● **REQUIRED ACTION A**:
Write out the passage of the Koenig v. Waste Management, Inc. case page from "This text of" up to and including "(N.D. Ill. 2000).".
● **REQUIRED ACTION B**:
Answer these questions using the Koenig v. Waste Management, Inc. case page:
(i) Which court decided the case?
(ii) What is the docket number?
(iii) Which district judge is named at the start of the opinion?

● **SELECTED EXTRACT**:
────

Koenig v. Waste Management, Inc.

104 F. Supp. 2d 961, 2000 U.S. Dist. LEXIS 10312, 2000 WL 1009488
CourtDistrict Court, N.D. Illinois
DecidedJuly 20, 2000
Docket99 C 1560
StatusPublished
Cited by3 cases

This text of 104 F. Supp. 2d 961 (Koenig v. Waste Management, Inc.) is published on Counsel Stack Legal Research, covering District Court, N.D. Illinois primary law. Counsel Stack provides free access to over 12 million legal documents including statutes, case law, regulations, and constitutions.

Bluebook
Koenig v. Waste Management, Inc., 104 F. Supp. 2d 961, 2000 U.S. Dist. LEXIS 10312, 2000 WL 1009488 (N.D. Ill. 2000).

Opinion

MEMORANDUM OPINION AND ORDER

CASTILLO, District Judge.

────

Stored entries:
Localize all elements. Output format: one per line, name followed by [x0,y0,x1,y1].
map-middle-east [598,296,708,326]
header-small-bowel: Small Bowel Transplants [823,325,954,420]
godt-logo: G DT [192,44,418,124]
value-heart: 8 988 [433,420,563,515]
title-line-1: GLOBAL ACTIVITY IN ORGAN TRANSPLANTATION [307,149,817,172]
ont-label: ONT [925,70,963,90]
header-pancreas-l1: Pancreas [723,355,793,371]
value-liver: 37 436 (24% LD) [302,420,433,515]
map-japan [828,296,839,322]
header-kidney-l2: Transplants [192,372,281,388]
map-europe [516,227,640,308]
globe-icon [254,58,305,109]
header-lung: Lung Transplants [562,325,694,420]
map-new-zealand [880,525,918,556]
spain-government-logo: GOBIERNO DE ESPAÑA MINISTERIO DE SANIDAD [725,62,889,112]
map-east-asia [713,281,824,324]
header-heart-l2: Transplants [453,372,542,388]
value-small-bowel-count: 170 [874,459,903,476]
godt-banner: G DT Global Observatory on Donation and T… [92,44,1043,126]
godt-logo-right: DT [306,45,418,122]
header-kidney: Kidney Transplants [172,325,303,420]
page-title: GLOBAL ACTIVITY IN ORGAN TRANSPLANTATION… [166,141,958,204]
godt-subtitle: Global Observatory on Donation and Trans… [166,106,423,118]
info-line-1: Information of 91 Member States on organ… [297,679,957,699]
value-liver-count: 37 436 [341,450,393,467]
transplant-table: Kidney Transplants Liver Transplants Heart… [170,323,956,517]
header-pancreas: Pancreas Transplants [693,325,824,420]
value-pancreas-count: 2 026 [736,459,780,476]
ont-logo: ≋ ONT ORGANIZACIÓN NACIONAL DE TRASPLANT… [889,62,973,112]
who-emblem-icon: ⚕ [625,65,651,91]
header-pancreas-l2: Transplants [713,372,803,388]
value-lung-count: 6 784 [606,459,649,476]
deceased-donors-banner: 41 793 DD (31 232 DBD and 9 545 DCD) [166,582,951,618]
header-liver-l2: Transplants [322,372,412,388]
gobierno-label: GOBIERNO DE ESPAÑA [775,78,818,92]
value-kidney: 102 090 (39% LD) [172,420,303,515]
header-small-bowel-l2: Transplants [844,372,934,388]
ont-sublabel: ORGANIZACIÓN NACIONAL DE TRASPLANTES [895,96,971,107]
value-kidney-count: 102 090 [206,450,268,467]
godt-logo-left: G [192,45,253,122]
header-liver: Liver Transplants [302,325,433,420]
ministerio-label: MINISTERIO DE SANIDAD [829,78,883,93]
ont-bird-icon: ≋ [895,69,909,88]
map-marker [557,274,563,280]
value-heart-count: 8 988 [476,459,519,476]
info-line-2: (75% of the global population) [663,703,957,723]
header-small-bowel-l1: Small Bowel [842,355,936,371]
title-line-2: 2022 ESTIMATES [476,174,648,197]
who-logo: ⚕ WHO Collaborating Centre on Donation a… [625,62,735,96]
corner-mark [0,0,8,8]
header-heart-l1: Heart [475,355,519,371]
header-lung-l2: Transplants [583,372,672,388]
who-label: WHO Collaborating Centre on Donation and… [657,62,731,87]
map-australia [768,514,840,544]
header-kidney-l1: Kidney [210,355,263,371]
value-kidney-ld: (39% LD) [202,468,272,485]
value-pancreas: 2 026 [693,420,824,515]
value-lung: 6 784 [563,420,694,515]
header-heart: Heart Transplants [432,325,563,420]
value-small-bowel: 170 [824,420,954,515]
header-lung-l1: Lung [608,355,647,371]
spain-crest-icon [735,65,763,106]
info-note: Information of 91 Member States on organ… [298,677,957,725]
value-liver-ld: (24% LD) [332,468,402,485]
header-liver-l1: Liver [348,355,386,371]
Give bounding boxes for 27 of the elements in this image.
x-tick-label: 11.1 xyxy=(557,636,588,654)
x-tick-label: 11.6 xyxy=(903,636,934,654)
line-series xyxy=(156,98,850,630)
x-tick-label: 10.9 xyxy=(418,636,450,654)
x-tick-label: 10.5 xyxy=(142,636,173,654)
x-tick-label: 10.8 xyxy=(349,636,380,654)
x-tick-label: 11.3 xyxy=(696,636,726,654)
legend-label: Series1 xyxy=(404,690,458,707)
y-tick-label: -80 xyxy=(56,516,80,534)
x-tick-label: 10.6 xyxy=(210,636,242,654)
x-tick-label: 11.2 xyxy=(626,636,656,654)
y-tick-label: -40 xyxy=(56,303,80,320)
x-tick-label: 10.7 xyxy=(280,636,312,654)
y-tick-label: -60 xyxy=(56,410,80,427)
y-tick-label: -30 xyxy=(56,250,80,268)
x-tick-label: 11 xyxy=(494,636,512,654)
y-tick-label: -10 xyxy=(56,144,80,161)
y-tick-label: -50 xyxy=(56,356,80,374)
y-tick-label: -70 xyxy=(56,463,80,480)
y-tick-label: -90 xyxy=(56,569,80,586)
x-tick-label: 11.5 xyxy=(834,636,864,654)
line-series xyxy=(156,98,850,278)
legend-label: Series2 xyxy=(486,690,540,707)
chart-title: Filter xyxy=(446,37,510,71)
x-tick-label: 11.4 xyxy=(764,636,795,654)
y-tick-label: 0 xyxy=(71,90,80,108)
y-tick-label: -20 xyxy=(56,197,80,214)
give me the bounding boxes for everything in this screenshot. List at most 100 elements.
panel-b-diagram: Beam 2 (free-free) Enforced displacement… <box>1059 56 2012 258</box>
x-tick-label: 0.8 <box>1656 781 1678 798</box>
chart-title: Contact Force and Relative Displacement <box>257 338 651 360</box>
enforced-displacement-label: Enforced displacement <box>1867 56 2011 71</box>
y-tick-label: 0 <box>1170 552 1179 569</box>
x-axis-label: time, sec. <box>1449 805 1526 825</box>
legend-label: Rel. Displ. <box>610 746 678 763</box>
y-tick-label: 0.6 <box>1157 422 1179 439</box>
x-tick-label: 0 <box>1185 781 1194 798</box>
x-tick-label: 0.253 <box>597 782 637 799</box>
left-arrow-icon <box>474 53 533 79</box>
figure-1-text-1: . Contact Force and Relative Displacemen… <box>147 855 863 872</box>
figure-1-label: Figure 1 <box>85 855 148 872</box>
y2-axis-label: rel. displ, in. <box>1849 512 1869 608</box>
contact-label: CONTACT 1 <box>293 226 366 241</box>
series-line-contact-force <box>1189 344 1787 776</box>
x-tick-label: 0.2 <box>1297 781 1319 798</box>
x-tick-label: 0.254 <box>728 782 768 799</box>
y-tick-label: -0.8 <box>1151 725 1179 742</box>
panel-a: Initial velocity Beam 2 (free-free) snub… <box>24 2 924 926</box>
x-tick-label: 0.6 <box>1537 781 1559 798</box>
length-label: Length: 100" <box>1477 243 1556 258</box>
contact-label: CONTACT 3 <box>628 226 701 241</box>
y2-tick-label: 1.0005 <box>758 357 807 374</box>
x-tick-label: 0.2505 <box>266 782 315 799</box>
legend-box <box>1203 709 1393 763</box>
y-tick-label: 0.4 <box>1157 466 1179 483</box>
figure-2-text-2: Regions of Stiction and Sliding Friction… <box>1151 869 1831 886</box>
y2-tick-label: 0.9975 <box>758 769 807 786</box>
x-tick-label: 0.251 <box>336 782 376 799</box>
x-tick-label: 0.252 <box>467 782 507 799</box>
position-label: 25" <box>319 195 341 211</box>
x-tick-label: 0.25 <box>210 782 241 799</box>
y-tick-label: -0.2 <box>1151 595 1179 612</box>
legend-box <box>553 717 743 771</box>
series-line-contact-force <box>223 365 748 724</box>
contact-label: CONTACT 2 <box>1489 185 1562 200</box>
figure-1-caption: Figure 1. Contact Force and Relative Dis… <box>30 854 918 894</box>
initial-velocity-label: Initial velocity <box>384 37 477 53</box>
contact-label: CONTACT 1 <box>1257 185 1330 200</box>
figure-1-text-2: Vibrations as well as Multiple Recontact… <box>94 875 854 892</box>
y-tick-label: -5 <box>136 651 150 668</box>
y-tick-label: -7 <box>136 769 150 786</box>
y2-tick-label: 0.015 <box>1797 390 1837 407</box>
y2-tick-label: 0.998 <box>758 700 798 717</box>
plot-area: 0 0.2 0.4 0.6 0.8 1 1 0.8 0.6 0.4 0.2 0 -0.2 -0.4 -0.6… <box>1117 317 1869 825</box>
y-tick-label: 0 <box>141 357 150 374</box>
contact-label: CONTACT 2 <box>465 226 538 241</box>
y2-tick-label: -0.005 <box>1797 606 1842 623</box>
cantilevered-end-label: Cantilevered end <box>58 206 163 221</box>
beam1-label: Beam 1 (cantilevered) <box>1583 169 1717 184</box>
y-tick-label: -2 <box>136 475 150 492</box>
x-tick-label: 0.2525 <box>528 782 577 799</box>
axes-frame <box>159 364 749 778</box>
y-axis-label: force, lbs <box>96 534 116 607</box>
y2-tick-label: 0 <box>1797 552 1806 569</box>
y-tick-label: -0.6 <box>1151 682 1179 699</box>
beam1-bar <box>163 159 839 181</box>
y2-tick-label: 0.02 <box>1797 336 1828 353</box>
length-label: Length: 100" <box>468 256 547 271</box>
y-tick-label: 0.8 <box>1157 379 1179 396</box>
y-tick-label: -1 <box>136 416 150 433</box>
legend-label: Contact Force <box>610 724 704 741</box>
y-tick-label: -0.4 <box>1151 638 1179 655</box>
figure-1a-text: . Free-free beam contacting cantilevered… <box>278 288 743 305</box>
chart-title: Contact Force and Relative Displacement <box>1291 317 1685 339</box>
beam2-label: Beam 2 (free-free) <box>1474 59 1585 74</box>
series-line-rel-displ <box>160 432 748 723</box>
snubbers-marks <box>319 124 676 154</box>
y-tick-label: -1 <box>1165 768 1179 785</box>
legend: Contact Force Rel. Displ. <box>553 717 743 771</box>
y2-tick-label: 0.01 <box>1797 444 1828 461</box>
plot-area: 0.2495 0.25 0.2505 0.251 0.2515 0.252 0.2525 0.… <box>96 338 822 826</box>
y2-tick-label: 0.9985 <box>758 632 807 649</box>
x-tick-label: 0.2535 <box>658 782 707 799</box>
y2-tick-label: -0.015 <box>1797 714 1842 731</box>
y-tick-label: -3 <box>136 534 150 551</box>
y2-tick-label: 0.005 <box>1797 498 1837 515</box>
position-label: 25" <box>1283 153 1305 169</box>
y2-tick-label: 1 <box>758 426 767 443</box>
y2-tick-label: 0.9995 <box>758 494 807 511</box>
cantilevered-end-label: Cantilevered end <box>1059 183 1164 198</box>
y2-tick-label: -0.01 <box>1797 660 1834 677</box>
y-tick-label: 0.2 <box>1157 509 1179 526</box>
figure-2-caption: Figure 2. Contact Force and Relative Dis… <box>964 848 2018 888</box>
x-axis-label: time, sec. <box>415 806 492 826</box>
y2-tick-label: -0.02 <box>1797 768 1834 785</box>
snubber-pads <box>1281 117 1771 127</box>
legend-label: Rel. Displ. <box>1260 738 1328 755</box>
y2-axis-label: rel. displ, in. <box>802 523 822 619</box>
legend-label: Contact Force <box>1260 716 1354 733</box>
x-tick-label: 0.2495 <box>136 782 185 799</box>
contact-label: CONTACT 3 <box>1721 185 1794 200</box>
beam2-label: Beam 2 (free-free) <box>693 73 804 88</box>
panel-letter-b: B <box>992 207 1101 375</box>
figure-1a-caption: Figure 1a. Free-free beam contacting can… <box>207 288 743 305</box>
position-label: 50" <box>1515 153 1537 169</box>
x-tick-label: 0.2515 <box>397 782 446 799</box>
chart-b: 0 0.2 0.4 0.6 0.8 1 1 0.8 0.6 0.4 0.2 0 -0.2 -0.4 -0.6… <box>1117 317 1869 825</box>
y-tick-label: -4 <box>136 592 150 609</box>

────

● **WRITTEN REPLY A**:
This text of 104 F. Supp. 2d 961 (Koenig v. Waste Management, Inc.) is published on Counsel Stack Legal Research, covering District Court, N.D. Illinois primary law. Counsel Stack provides free access to over 12 million legal documents including statutes, case law, regulations, and constitutions.

Bluebook
Koenig v. Waste Management, Inc., 104 F. Supp. 2d 961, 2000 U.S. Dist. LEXIS 10312, 2000 WL 1009488 (N.D. Ill. 2000).

● **WRITTEN REPLY B**:
(i) District Court, N.D. Illinois
(ii) 99 C 1560
(iii) Castillo